[Begin Records for this task]
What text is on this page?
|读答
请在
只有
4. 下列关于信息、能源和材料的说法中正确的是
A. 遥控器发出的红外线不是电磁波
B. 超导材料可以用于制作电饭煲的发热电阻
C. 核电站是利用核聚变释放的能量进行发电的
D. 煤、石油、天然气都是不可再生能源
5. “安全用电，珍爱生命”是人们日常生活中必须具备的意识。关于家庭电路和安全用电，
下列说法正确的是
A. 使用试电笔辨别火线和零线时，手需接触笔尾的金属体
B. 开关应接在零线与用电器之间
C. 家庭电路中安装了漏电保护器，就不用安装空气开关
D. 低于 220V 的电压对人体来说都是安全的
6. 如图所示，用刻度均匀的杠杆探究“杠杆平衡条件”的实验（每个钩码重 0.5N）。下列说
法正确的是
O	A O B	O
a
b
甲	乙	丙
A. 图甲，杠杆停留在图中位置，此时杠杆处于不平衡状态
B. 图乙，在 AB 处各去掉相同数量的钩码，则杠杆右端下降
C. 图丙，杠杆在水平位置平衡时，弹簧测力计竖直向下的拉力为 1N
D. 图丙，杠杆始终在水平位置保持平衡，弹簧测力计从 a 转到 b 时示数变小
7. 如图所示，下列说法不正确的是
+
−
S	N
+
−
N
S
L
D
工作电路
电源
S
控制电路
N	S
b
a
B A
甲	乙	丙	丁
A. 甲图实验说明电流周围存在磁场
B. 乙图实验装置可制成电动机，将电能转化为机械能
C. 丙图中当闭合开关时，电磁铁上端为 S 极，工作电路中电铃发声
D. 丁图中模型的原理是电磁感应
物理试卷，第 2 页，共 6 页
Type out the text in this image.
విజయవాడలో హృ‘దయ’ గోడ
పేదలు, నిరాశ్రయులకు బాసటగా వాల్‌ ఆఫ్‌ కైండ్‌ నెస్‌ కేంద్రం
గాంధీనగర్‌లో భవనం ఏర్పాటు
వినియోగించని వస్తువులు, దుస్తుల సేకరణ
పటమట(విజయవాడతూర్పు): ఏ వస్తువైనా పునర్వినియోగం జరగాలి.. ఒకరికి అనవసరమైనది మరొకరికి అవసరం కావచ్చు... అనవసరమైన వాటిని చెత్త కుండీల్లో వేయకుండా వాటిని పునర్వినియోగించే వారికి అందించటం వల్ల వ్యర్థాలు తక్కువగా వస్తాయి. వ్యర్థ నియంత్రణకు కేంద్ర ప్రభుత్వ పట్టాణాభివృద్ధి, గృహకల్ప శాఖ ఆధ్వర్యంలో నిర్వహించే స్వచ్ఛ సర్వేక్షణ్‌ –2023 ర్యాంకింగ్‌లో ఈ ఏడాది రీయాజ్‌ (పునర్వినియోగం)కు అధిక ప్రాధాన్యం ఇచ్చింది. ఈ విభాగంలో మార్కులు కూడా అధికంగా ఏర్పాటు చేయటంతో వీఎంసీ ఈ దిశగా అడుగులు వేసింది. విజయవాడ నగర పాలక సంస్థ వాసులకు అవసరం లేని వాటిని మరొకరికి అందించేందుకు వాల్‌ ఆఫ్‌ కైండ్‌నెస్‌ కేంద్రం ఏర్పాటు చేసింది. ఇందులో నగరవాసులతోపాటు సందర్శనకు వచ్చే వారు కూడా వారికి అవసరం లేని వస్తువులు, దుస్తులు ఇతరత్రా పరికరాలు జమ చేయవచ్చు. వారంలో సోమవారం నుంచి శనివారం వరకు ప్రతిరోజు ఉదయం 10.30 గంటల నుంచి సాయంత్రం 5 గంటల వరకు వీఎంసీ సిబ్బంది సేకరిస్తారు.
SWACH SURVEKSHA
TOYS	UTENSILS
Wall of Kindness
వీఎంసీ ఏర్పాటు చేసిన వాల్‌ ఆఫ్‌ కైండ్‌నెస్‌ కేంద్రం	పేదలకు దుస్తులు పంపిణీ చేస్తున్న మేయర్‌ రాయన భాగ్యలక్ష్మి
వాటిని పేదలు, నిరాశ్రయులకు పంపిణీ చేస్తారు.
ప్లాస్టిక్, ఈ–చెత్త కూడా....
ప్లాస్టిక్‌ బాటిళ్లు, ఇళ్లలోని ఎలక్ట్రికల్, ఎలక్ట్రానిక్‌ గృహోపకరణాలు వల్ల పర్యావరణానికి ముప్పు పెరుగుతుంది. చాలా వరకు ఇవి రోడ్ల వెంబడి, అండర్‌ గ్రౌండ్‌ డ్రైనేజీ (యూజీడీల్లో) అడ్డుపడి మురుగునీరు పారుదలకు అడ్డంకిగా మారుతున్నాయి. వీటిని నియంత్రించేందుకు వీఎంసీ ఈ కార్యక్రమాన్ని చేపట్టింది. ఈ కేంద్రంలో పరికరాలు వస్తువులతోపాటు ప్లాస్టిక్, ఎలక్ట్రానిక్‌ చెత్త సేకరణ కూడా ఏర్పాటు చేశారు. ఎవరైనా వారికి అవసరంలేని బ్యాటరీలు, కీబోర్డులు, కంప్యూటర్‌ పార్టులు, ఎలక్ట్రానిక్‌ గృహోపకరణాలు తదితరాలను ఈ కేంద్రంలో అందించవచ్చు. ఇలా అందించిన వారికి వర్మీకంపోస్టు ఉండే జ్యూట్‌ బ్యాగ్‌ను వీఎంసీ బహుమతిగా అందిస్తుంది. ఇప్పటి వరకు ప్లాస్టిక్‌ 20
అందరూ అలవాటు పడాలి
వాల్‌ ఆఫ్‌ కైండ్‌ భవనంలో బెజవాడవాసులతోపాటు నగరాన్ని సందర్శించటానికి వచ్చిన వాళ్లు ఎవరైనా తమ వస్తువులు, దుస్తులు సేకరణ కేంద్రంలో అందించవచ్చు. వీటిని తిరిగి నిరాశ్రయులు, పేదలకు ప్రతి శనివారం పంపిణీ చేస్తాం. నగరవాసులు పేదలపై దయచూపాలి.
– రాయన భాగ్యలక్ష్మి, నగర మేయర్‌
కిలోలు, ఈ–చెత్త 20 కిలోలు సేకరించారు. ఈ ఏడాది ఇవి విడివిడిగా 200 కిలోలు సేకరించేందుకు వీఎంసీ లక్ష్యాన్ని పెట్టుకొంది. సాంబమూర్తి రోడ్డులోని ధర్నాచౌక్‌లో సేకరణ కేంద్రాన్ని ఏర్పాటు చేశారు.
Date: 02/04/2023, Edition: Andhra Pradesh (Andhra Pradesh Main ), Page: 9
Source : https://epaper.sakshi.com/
[End Records for this task]
- _Direction_: Repeat the records exactly, including every line.

- _Written solution_:
What text is on this page?
|读答
请在
只有
4. 下列关于信息、能源和材料的说法中正确的是
A. 遥控器发出的红外线不是电磁波
B. 超导材料可以用于制作电饭煲的发热电阻
C. 核电站是利用核聚变释放的能量进行发电的
D. 煤、石油、天然气都是不可再生能源
5. “安全用电，珍爱生命”是人们日常生活中必须具备的意识。关于家庭电路和安全用电，
下列说法正确的是
A. 使用试电笔辨别火线和零线时，手需接触笔尾的金属体
B. 开关应接在零线与用电器之间
C. 家庭电路中安装了漏电保护器，就不用安装空气开关
D. 低于 220V 的电压对人体来说都是安全的
6. 如图所示，用刻度均匀的杠杆探究“杠杆平衡条件”的实验（每个钩码重 0.5N）。下列说
法正确的是
O	A O B	O
a
b
甲	乙	丙
A. 图甲，杠杆停留在图中位置，此时杠杆处于不平衡状态
B. 图乙，在 AB 处各去掉相同数量的钩码，则杠杆右端下降
C. 图丙，杠杆在水平位置平衡时，弹簧测力计竖直向下的拉力为 1N
D. 图丙，杠杆始终在水平位置保持平衡，弹簧测力计从 a 转到 b 时示数变小
7. 如图所示，下列说法不正确的是
+
−
S	N
+
−
N
S
L
D
工作电路
电源
S
控制电路
N	S
b
a
B A
甲	乙	丙	丁
A. 甲图实验说明电流周围存在磁场
B. 乙图实验装置可制成电动机，将电能转化为机械能
C. 丙图中当闭合开关时，电磁铁上端为 S 极，工作电路中电铃发声
D. 丁图中模型的原理是电磁感应
物理试卷，第 2 页，共 6 页
Type out the text in this image.
విజయవాడలో హృ‘దయ’ గోడ
పేదలు, నిరాశ్రయులకు బాసటగా వాల్‌ ఆఫ్‌ కైండ్‌ నెస్‌ కేంద్రం
గాంధీనగర్‌లో భవనం ఏర్పాటు
వినియోగించని వస్తువులు, దుస్తుల సేకరణ
పటమట(విజయవాడతూర్పు): ఏ వస్తువైనా పునర్వినియోగం జరగాలి.. ఒకరికి అనవసరమైనది మరొకరికి అవసరం కావచ్చు... అనవసరమైన వాటిని చెత్త కుండీల్లో వేయకుండా వాటిని పునర్వినియోగించే వారికి అందించటం వల్ల వ్యర్థాలు తక్కువగా వస్తాయి. వ్యర్థ నియంత్రణకు కేంద్ర ప్రభుత్వ పట్టాణాభివృద్ధి, గృహకల్ప శాఖ ఆధ్వర్యంలో నిర్వహించే స్వచ్ఛ సర్వేక్షణ్‌ –2023 ర్యాంకింగ్‌లో ఈ ఏడాది రీయాజ్‌ (పునర్వినియోగం)కు అధిక ప్రాధాన్యం ఇచ్చింది. ఈ విభాగంలో మార్కులు కూడా అధికంగా ఏర్పాటు చేయటంతో వీఎంసీ ఈ దిశగా అడుగులు వేసింది. విజయవాడ నగర పాలక సంస్థ వాసులకు అవసరం లేని వాటిని మరొకరికి అందించేందుకు వాల్‌ ఆఫ్‌ కైండ్‌నెస్‌ కేంద్రం ఏర్పాటు చేసింది. ఇందులో నగరవాసులతోపాటు సందర్శనకు వచ్చే వారు కూడా వారికి అవసరం లేని వస్తువులు, దుస్తులు ఇతరత్రా పరికరాలు జమ చేయవచ్చు. వారంలో సోమవారం నుంచి శనివారం వరకు ప్రతిరోజు ఉదయం 10.30 గంటల నుంచి సాయంత్రం 5 గంటల వరకు వీఎంసీ సిబ్బంది సేకరిస్తారు.
SWACH SURVEKSHA
TOYS	UTENSILS
Wall of Kindness
వీఎంసీ ఏర్పాటు చేసిన వాల్‌ ఆఫ్‌ కైండ్‌నెస్‌ కేంద్రం	పేదలకు దుస్తులు పంపిణీ చేస్తున్న మేయర్‌ రాయన భాగ్యలక్ష్మి
వాటిని పేదలు, నిరాశ్రయులకు పంపిణీ చేస్తారు.
ప్లాస్టిక్, ఈ–చెత్త కూడా....
ప్లాస్టిక్‌ బాటిళ్లు, ఇళ్లలోని ఎలక్ట్రికల్, ఎలక్ట్రానిక్‌ గృహోపకరణాలు వల్ల పర్యావరణానికి ముప్పు పెరుగుతుంది. చాలా వరకు ఇవి రోడ్ల వెంబడి, అండర్‌ గ్రౌండ్‌ డ్రైనేజీ (యూజీడీల్లో) అడ్డుపడి మురుగునీరు పారుదలకు అడ్డంకిగా మారుతున్నాయి. వీటిని నియంత్రించేందుకు వీఎంసీ ఈ కార్యక్రమాన్ని చేపట్టింది. ఈ కేంద్రంలో పరికరాలు వస్తువులతోపాటు ప్లాస్టిక్, ఎలక్ట్రానిక్‌ చెత్త సేకరణ కూడా ఏర్పాటు చేశారు. ఎవరైనా వారికి అవసరంలేని బ్యాటరీలు, కీబోర్డులు, కంప్యూటర్‌ పార్టులు, ఎలక్ట్రానిక్‌ గృహోపకరణాలు తదితరాలను ఈ కేంద్రంలో అందించవచ్చు. ఇలా అందించిన వారికి వర్మీకంపోస్టు ఉండే జ్యూట్‌ బ్యాగ్‌ను వీఎంసీ బహుమతిగా అందిస్తుంది. ఇప్పటి వరకు ప్లాస్టిక్‌ 20
అందరూ అలవాటు పడాలి
వాల్‌ ఆఫ్‌ కైండ్‌ భవనంలో బెజవాడవాసులతోపాటు నగరాన్ని సందర్శించటానికి వచ్చిన వాళ్లు ఎవరైనా తమ వస్తువులు, దుస్తులు సేకరణ కేంద్రంలో అందించవచ్చు. వీటిని తిరిగి నిరాశ్రయులు, పేదలకు ప్రతి శనివారం పంపిణీ చేస్తాం. నగరవాసులు పేదలపై దయచూపాలి.
– రాయన భాగ్యలక్ష్మి, నగర మేయర్‌
కిలోలు, ఈ–చెత్త 20 కిలోలు సేకరించారు. ఈ ఏడాది ఇవి విడివిడిగా 200 కిలోలు సేకరించేందుకు వీఎంసీ లక్ష్యాన్ని పెట్టుకొంది. సాంబమూర్తి రోడ్డులోని ధర్నాచౌక్‌లో సేకరణ కేంద్రాన్ని ఏర్పాటు చేశారు.
Date: 02/04/2023, Edition: Andhra Pradesh (Andhra Pradesh Main ), Page: 9
Source : https://epaper.sakshi.com/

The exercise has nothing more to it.